Data listing:
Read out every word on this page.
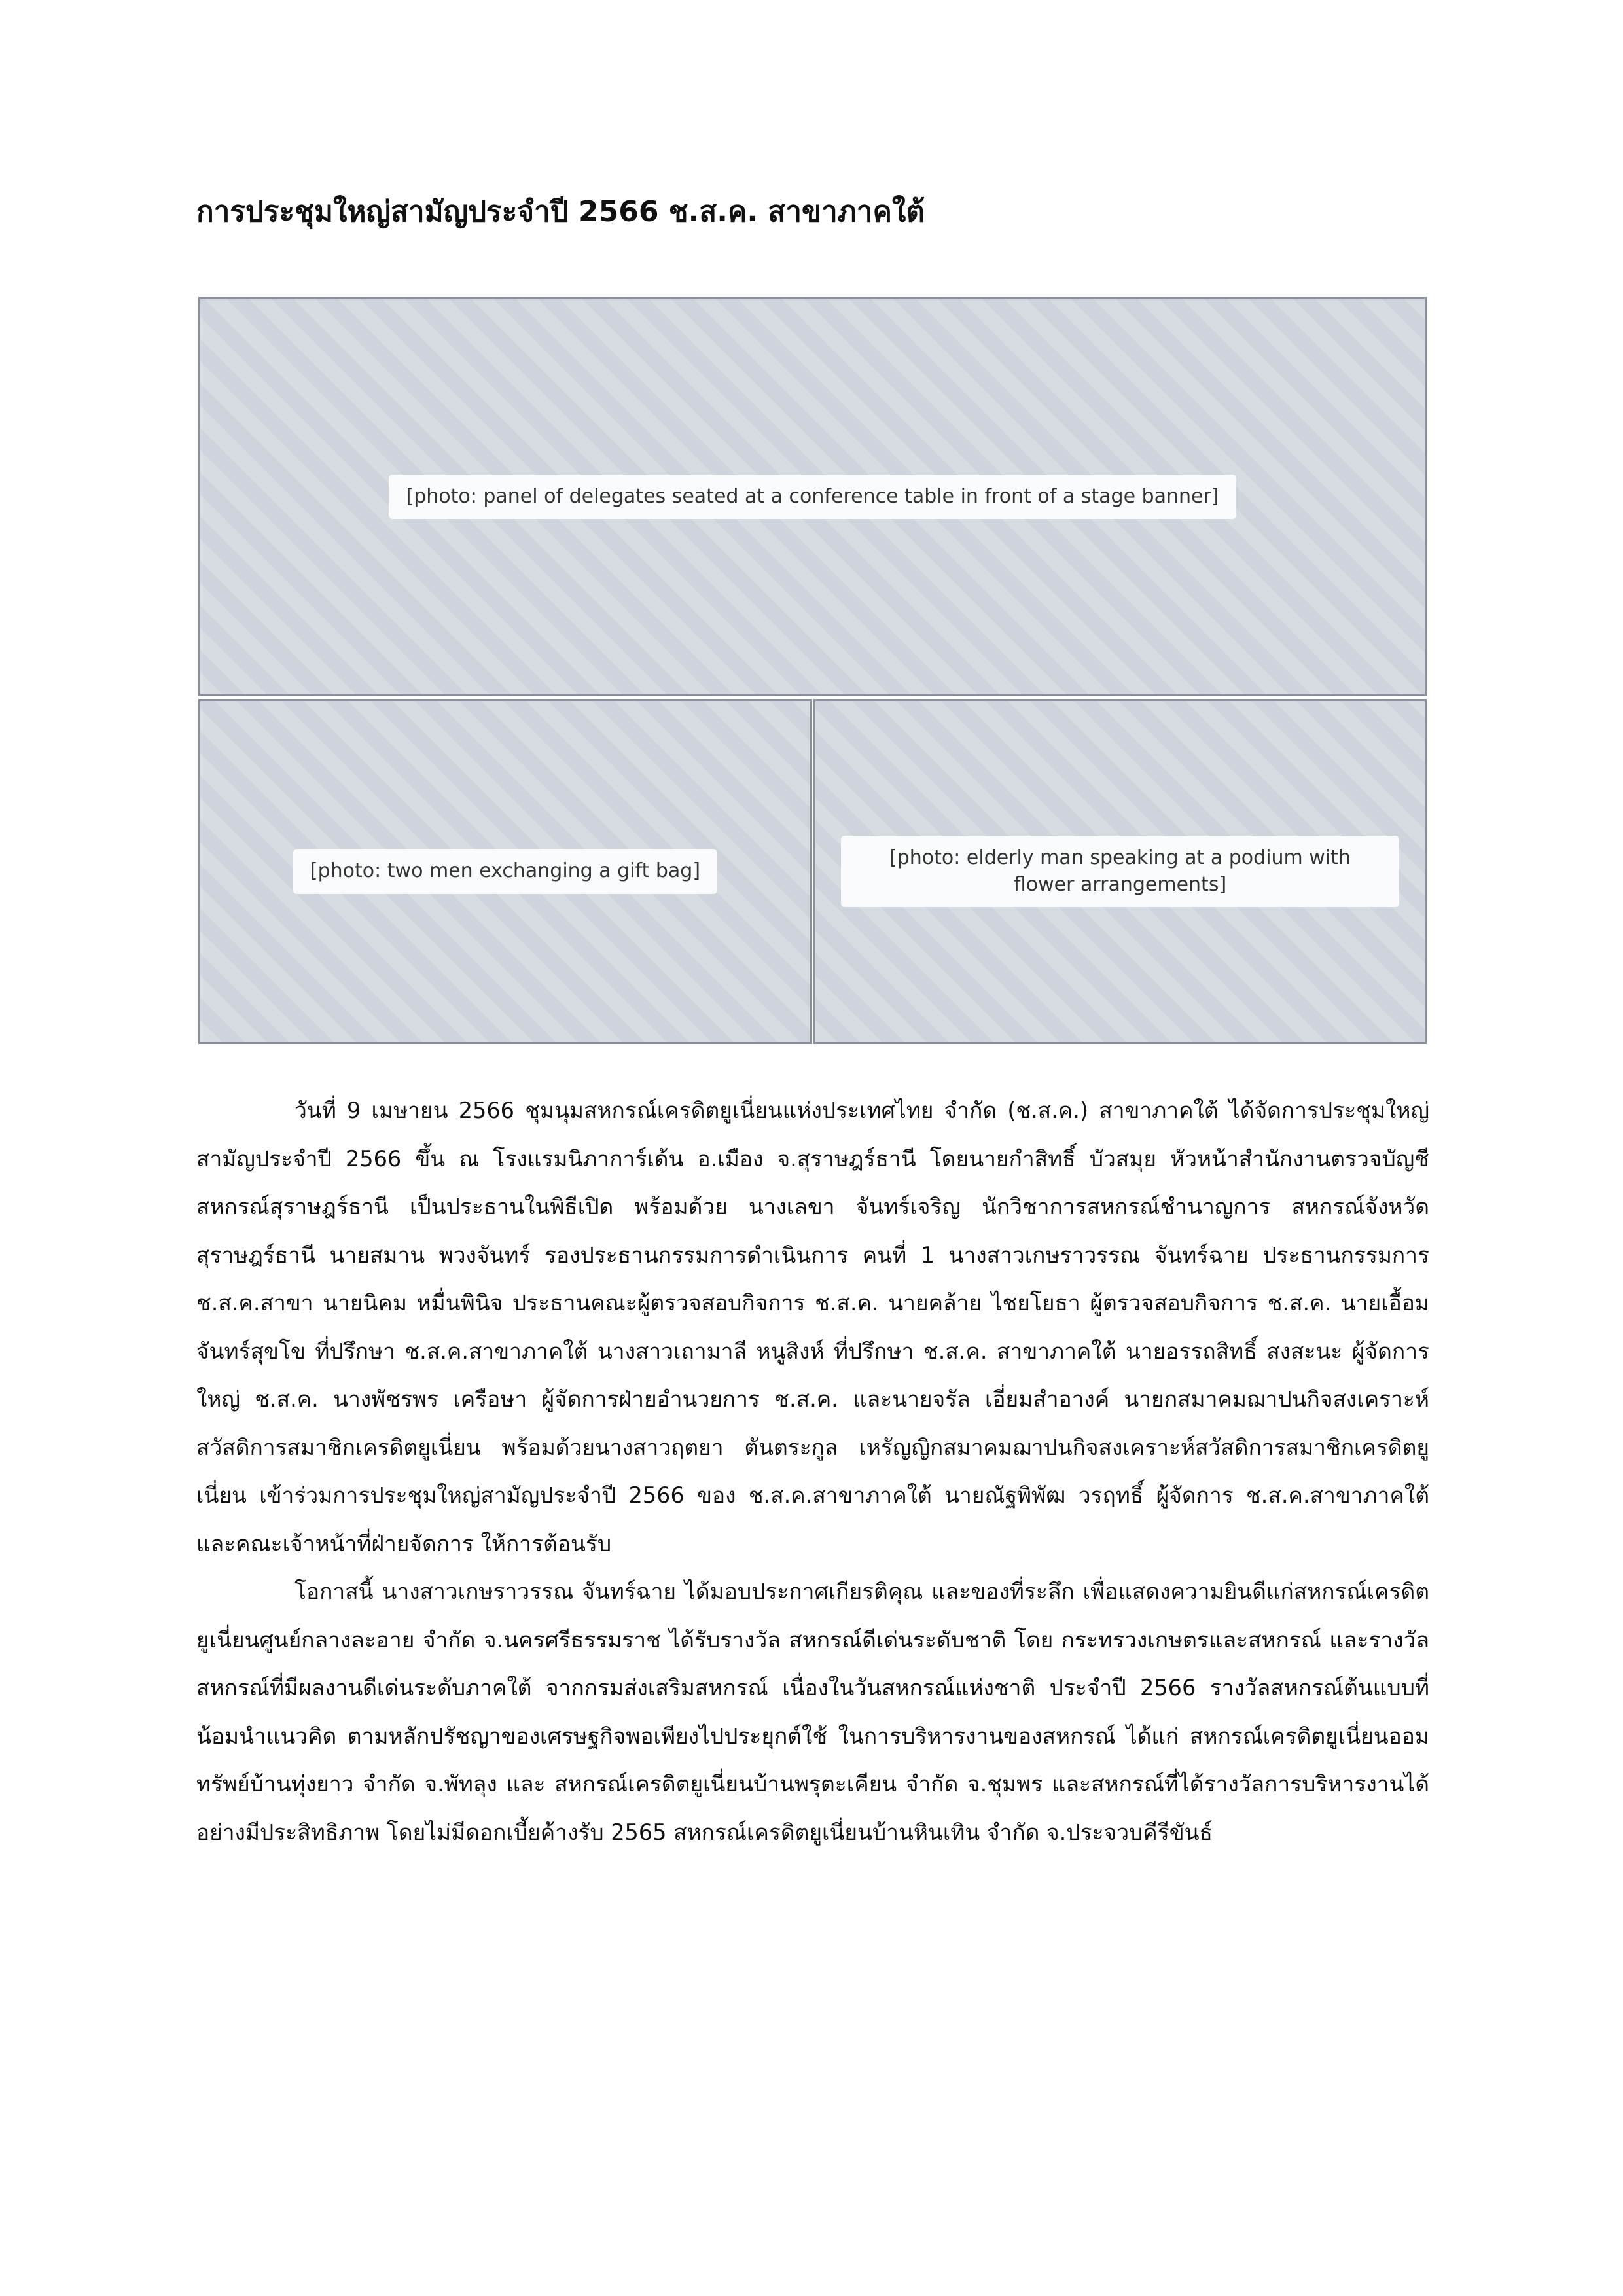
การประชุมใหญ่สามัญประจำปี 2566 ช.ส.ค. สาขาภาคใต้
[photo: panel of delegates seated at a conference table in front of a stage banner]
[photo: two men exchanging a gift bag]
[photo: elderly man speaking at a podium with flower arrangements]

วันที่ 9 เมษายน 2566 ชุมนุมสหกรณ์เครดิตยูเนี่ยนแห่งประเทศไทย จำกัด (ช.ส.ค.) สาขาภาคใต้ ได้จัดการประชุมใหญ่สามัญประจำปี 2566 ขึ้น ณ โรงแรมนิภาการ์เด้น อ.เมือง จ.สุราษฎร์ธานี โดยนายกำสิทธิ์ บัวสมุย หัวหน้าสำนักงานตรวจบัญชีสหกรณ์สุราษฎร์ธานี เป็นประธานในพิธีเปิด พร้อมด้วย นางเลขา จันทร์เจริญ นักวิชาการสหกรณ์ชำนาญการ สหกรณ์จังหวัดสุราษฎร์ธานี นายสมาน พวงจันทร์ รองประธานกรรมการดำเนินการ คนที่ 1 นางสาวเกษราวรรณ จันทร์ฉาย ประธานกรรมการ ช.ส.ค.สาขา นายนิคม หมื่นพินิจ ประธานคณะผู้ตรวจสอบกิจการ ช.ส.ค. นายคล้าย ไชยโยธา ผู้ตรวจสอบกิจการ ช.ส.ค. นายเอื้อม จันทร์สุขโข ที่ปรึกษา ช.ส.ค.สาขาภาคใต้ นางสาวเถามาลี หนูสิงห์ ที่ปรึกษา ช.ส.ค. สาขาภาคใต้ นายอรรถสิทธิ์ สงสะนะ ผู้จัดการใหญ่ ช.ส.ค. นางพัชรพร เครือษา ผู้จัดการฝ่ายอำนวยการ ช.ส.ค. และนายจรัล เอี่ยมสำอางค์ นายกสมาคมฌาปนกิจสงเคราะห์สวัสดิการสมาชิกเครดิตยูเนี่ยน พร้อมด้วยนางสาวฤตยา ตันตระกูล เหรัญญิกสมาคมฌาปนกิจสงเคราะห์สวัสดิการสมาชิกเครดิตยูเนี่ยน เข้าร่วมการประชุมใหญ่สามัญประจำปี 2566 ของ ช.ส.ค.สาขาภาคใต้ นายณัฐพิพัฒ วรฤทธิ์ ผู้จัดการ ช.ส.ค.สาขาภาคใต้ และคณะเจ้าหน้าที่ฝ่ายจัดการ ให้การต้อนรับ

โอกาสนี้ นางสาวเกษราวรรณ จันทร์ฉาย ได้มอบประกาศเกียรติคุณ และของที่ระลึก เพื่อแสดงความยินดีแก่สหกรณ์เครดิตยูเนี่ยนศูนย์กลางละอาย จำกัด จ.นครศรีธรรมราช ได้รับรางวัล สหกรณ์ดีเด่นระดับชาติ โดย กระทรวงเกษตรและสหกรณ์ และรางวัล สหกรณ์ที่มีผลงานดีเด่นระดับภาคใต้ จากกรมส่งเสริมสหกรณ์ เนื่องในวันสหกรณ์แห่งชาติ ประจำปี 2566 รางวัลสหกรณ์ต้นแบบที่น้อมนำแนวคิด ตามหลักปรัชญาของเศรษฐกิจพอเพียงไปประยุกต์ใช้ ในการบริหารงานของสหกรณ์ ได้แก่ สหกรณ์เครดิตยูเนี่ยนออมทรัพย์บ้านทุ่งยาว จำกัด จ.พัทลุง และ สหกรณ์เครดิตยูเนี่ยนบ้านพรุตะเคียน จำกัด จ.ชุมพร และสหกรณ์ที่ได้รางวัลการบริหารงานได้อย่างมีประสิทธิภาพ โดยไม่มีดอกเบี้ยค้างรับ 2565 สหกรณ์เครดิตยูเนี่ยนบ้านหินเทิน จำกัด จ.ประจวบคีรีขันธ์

...

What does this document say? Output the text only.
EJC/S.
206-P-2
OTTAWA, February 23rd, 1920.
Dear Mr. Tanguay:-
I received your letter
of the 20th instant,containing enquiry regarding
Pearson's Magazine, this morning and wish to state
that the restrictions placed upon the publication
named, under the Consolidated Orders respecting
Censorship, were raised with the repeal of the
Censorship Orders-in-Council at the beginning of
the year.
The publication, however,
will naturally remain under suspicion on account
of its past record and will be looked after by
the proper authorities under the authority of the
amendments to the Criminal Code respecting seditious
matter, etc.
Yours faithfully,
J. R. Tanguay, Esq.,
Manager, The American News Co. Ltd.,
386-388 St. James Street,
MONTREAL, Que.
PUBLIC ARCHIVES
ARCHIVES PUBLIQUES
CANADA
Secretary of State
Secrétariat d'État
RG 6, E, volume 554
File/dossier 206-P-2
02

* * *

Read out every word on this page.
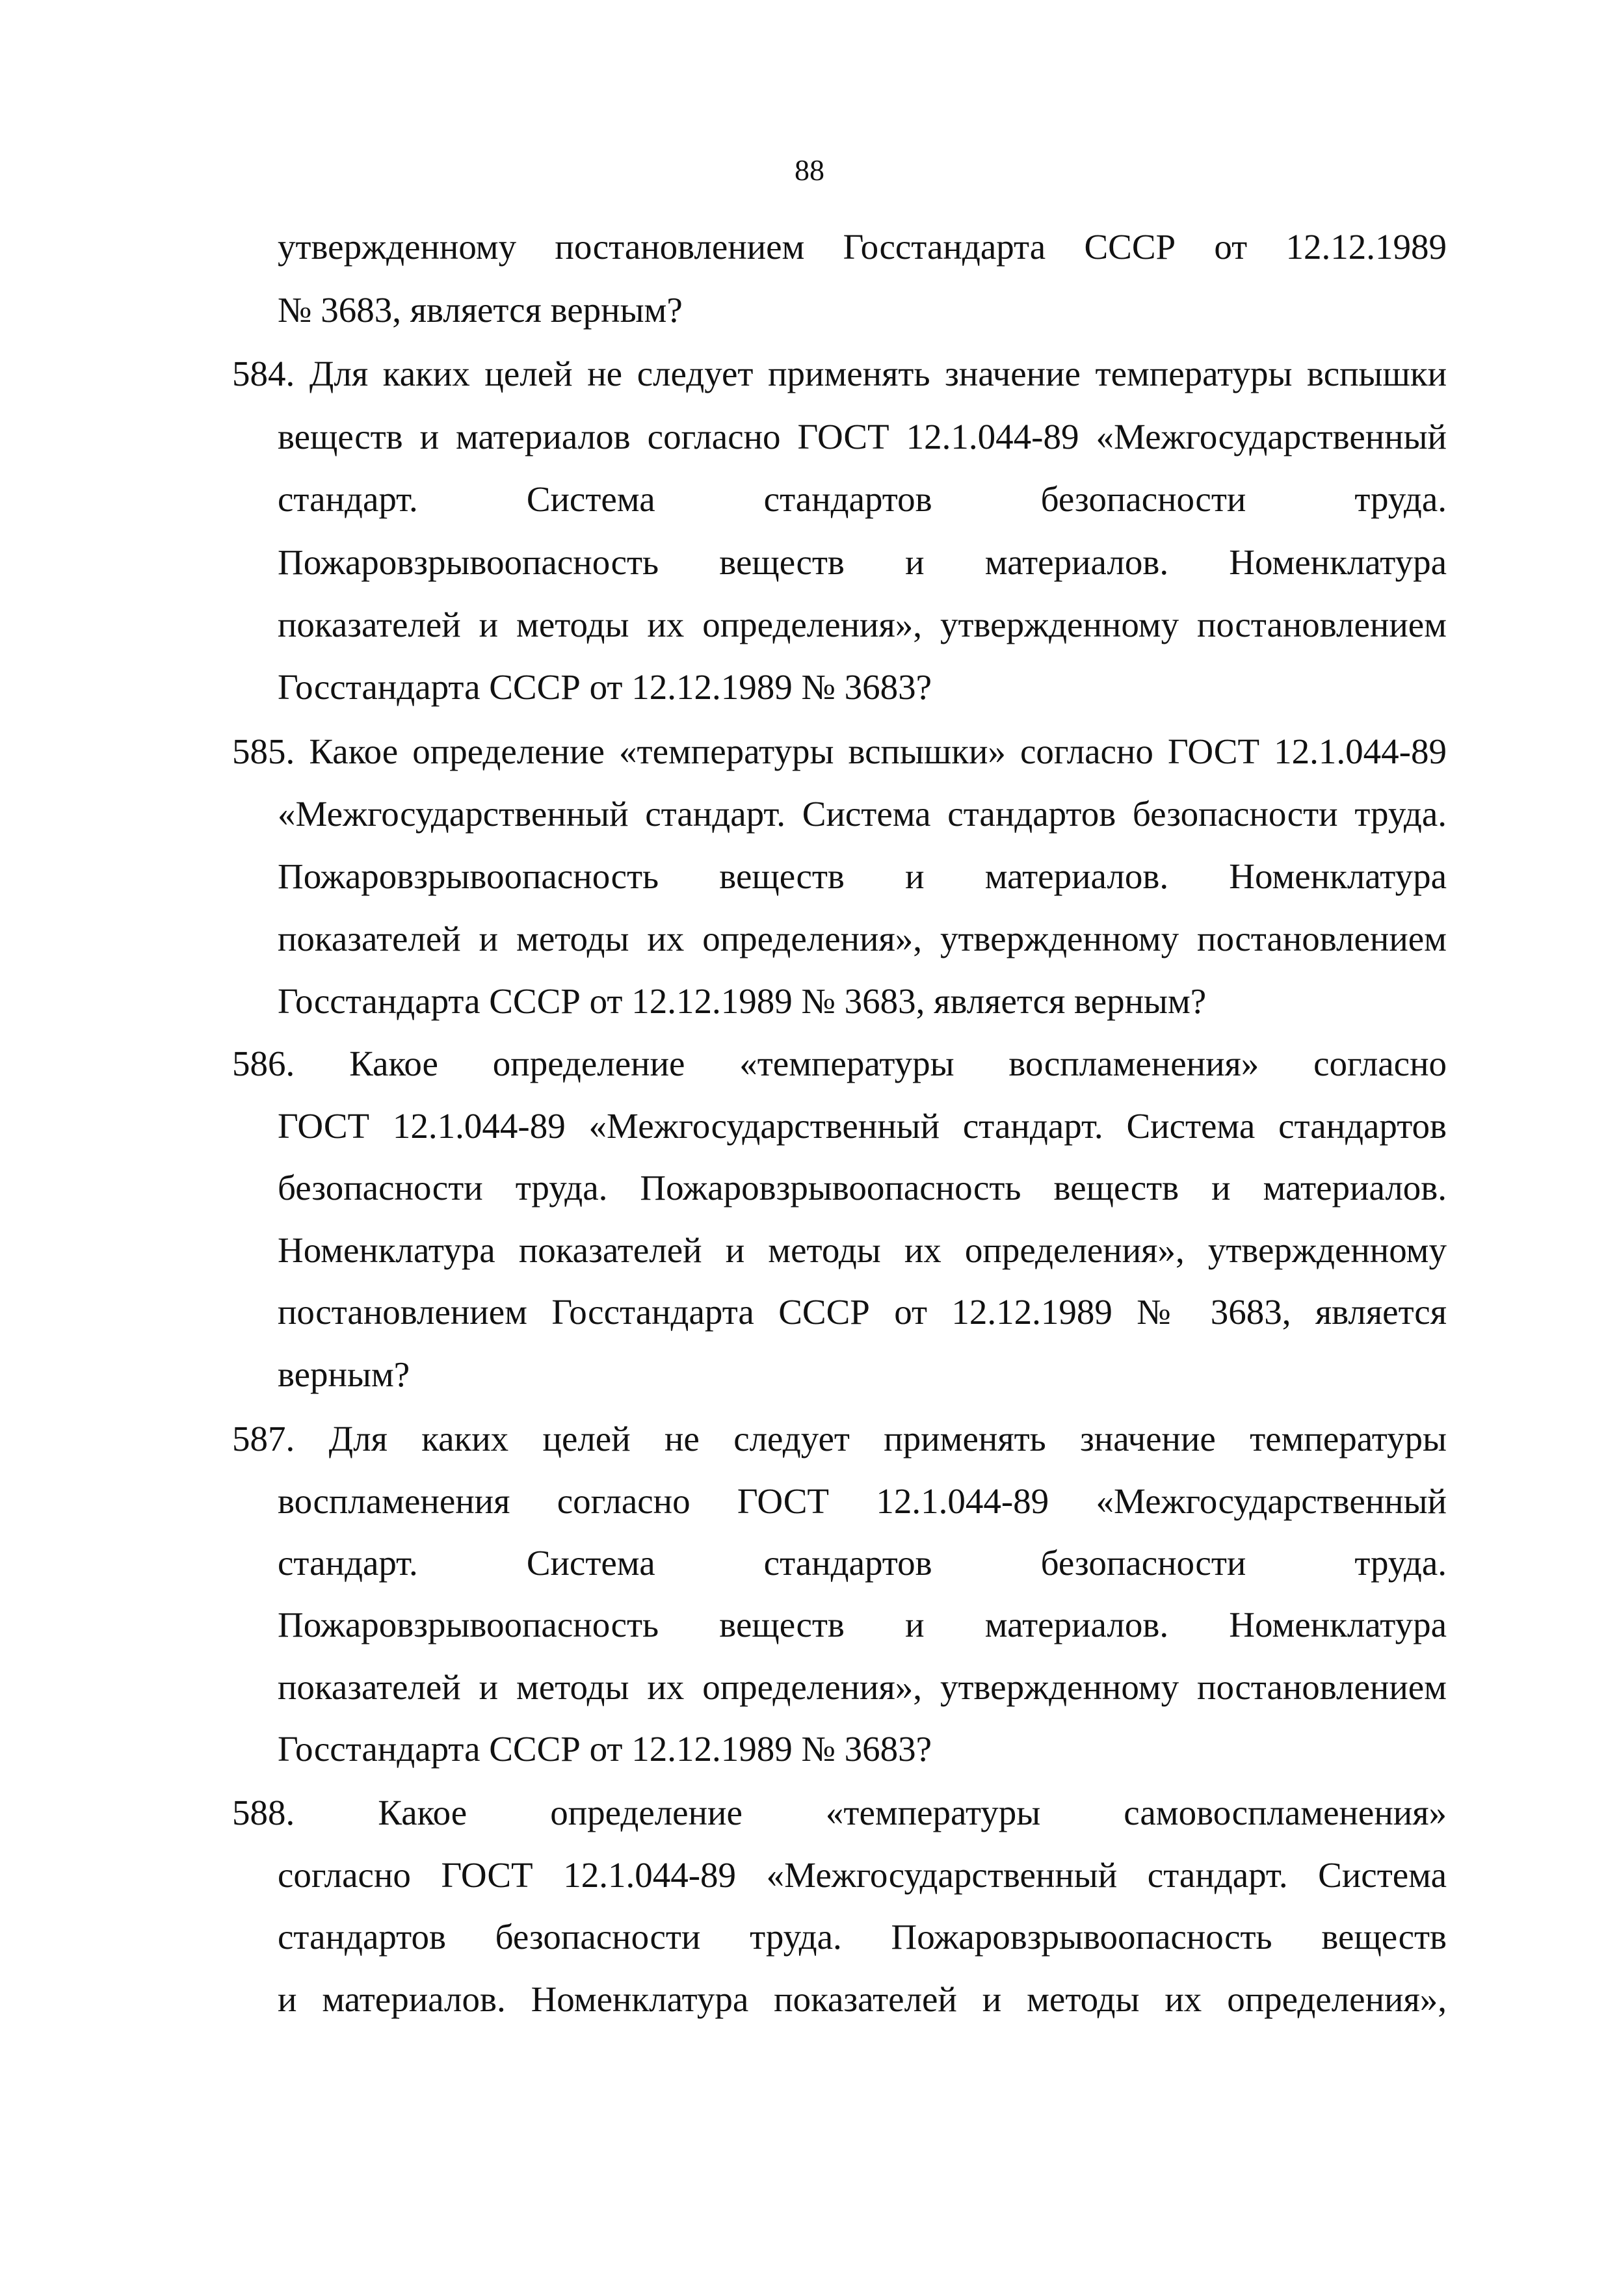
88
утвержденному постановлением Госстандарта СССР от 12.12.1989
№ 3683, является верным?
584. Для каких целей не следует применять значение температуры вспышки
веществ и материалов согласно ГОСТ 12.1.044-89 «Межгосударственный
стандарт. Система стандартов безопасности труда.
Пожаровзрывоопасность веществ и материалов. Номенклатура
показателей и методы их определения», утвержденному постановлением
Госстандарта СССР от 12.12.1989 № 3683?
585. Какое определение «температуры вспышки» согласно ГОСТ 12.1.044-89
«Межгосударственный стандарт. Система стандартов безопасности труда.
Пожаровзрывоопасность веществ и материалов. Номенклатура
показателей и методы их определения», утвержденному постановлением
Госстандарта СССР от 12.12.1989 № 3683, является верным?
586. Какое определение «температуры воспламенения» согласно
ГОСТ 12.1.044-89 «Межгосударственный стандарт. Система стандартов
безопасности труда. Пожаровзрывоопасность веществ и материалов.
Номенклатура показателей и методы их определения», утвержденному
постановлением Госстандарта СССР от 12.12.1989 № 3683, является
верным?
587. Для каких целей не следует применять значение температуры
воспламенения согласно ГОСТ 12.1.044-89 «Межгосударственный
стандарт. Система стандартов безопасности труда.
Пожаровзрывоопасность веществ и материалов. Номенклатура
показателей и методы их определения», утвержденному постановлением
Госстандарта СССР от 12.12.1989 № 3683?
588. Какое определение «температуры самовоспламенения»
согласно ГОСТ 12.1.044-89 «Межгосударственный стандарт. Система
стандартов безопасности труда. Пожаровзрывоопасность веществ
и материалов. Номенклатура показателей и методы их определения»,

■ Task instructions
Within the entries above, how many lines contain "является"? Respond with the number only.

■ Output of the exercise
3